> _Request_
Using the data below, copy every line that contains the word "Costa".

> _Stored items from a collection_
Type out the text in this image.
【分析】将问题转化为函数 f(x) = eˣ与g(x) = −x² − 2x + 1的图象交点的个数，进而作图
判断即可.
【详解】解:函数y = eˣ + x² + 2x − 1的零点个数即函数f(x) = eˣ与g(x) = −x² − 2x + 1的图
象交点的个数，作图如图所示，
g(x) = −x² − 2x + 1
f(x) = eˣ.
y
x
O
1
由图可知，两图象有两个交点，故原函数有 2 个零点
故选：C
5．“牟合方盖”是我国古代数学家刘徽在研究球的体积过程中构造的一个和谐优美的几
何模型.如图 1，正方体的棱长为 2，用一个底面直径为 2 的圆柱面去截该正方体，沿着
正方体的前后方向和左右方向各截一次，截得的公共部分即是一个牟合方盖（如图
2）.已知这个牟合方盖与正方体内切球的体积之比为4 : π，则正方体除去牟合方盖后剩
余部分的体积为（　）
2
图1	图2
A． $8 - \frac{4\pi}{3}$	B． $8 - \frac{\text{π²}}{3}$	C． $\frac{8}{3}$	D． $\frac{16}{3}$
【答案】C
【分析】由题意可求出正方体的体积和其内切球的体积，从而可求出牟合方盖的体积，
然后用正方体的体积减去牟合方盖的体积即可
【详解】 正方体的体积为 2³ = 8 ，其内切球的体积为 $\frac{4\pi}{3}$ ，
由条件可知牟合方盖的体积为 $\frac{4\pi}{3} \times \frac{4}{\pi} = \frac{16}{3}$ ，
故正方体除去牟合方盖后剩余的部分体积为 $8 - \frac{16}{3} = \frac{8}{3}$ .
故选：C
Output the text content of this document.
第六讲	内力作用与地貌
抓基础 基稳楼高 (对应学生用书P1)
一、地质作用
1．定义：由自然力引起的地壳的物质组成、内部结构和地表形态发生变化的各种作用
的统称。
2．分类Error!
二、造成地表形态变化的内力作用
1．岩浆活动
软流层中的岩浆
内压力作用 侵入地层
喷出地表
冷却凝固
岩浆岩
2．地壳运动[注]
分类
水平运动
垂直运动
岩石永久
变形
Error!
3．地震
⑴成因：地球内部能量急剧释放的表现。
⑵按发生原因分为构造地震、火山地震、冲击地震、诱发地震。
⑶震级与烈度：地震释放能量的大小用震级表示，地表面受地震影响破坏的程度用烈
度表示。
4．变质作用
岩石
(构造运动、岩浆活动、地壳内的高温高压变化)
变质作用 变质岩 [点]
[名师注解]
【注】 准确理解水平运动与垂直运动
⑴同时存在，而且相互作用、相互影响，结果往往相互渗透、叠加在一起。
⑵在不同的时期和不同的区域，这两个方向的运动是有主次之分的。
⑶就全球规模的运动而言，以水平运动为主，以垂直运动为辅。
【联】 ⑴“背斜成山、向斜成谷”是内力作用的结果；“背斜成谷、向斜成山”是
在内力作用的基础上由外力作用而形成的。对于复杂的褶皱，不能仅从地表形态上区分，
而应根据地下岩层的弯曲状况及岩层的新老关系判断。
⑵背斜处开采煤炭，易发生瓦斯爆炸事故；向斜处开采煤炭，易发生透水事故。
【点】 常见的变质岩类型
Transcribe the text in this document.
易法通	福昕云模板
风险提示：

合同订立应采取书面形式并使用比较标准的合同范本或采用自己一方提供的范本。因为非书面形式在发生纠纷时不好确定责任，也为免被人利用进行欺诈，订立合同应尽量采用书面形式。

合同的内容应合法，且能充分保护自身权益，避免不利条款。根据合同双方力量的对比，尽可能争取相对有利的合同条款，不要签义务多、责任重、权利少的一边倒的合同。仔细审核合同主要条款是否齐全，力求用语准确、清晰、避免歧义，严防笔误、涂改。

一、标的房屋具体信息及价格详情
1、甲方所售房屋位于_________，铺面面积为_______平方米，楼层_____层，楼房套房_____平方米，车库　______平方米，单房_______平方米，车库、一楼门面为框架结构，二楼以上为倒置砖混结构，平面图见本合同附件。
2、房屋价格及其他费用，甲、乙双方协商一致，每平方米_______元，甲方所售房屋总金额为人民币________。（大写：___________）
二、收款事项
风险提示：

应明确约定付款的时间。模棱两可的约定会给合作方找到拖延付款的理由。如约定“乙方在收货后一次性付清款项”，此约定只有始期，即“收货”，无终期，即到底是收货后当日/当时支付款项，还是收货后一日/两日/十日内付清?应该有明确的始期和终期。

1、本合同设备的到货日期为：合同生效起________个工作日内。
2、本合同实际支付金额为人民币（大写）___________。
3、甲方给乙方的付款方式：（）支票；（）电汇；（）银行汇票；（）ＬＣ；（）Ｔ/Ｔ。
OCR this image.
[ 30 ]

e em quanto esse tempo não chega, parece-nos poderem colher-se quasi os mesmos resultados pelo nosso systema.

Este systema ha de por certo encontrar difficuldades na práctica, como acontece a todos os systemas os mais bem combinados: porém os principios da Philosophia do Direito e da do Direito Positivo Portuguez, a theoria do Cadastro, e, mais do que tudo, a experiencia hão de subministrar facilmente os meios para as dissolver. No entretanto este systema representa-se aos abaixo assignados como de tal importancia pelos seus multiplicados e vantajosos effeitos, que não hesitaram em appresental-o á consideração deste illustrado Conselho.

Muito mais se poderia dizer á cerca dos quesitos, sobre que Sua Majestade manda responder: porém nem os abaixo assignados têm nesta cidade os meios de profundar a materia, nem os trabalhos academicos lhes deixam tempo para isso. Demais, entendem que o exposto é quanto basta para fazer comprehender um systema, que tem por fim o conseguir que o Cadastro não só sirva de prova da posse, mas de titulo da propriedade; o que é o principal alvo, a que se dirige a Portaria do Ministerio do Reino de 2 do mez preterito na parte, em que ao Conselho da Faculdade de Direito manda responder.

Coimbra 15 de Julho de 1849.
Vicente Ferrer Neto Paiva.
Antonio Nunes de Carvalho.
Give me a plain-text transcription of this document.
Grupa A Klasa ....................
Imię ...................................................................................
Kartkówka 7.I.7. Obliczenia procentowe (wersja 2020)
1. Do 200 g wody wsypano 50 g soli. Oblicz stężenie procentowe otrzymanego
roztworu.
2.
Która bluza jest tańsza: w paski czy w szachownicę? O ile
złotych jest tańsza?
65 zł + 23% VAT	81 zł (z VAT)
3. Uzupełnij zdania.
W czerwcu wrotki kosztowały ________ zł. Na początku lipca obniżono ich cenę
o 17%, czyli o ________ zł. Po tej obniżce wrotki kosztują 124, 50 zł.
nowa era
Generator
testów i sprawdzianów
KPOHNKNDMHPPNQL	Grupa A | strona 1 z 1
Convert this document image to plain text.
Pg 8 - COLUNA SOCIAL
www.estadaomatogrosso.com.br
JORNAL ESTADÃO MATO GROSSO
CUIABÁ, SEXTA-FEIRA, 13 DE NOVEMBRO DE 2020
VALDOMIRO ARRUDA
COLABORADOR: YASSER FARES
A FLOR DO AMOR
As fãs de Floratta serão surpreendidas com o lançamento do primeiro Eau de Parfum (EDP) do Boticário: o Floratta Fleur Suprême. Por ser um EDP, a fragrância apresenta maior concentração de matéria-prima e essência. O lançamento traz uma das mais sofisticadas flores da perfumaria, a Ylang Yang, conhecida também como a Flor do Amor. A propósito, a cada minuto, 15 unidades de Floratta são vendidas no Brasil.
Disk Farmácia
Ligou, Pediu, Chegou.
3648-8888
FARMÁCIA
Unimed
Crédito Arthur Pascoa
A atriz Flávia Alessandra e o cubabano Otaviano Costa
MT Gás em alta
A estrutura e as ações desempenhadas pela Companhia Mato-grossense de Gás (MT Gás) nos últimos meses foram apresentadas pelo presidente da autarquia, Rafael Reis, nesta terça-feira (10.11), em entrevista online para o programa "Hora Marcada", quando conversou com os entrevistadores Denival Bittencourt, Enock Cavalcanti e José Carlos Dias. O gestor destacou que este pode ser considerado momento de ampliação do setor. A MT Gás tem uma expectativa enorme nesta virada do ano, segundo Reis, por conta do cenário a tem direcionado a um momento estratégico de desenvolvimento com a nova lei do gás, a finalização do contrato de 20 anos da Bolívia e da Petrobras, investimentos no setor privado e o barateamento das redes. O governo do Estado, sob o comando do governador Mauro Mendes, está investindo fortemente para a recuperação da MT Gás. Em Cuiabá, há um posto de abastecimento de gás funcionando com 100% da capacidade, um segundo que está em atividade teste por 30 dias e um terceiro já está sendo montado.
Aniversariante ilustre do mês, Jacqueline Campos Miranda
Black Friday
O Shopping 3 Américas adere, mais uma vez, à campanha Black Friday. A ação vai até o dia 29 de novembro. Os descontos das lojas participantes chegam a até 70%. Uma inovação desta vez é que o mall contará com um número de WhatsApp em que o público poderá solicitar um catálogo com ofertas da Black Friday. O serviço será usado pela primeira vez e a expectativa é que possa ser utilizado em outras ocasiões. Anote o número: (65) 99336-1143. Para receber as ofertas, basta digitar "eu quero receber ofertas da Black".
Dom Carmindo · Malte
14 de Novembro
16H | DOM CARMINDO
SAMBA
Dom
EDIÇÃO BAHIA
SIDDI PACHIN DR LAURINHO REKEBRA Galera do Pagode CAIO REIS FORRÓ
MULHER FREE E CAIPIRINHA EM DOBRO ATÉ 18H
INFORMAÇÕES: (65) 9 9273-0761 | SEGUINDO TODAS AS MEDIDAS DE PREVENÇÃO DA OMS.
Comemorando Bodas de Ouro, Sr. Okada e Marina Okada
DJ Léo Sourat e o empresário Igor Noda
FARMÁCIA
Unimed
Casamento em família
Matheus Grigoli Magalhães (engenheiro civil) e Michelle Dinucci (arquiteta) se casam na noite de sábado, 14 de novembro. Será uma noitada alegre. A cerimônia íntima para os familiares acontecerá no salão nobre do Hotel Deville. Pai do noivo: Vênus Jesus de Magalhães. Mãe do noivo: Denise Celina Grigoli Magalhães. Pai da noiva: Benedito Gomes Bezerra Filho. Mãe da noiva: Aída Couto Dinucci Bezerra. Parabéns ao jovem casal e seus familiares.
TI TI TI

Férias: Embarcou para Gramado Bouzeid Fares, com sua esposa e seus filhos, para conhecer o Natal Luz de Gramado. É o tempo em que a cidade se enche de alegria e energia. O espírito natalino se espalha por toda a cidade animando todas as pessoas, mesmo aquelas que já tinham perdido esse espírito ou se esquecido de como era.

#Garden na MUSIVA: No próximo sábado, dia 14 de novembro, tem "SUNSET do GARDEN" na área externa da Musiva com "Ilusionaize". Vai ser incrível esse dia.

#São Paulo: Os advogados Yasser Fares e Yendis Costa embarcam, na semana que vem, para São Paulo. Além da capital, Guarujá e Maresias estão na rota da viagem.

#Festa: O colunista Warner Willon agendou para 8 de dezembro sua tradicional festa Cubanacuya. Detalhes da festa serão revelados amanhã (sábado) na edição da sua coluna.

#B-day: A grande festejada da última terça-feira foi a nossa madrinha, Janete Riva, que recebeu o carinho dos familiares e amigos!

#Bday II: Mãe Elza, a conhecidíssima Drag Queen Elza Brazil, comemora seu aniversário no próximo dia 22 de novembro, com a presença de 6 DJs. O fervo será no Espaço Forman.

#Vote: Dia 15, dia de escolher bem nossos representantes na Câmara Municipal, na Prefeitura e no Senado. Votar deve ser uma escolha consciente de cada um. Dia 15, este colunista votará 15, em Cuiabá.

> _Result of this task_
A atriz Flávia Alessandra e o cubabano Otaviano Costa
#São Paulo: Os advogados Yasser Fares e Yendis Costa embarcam, na semana que vem, para São Paulo. Além da capital, Guarujá e Maresias estão na rota da viagem.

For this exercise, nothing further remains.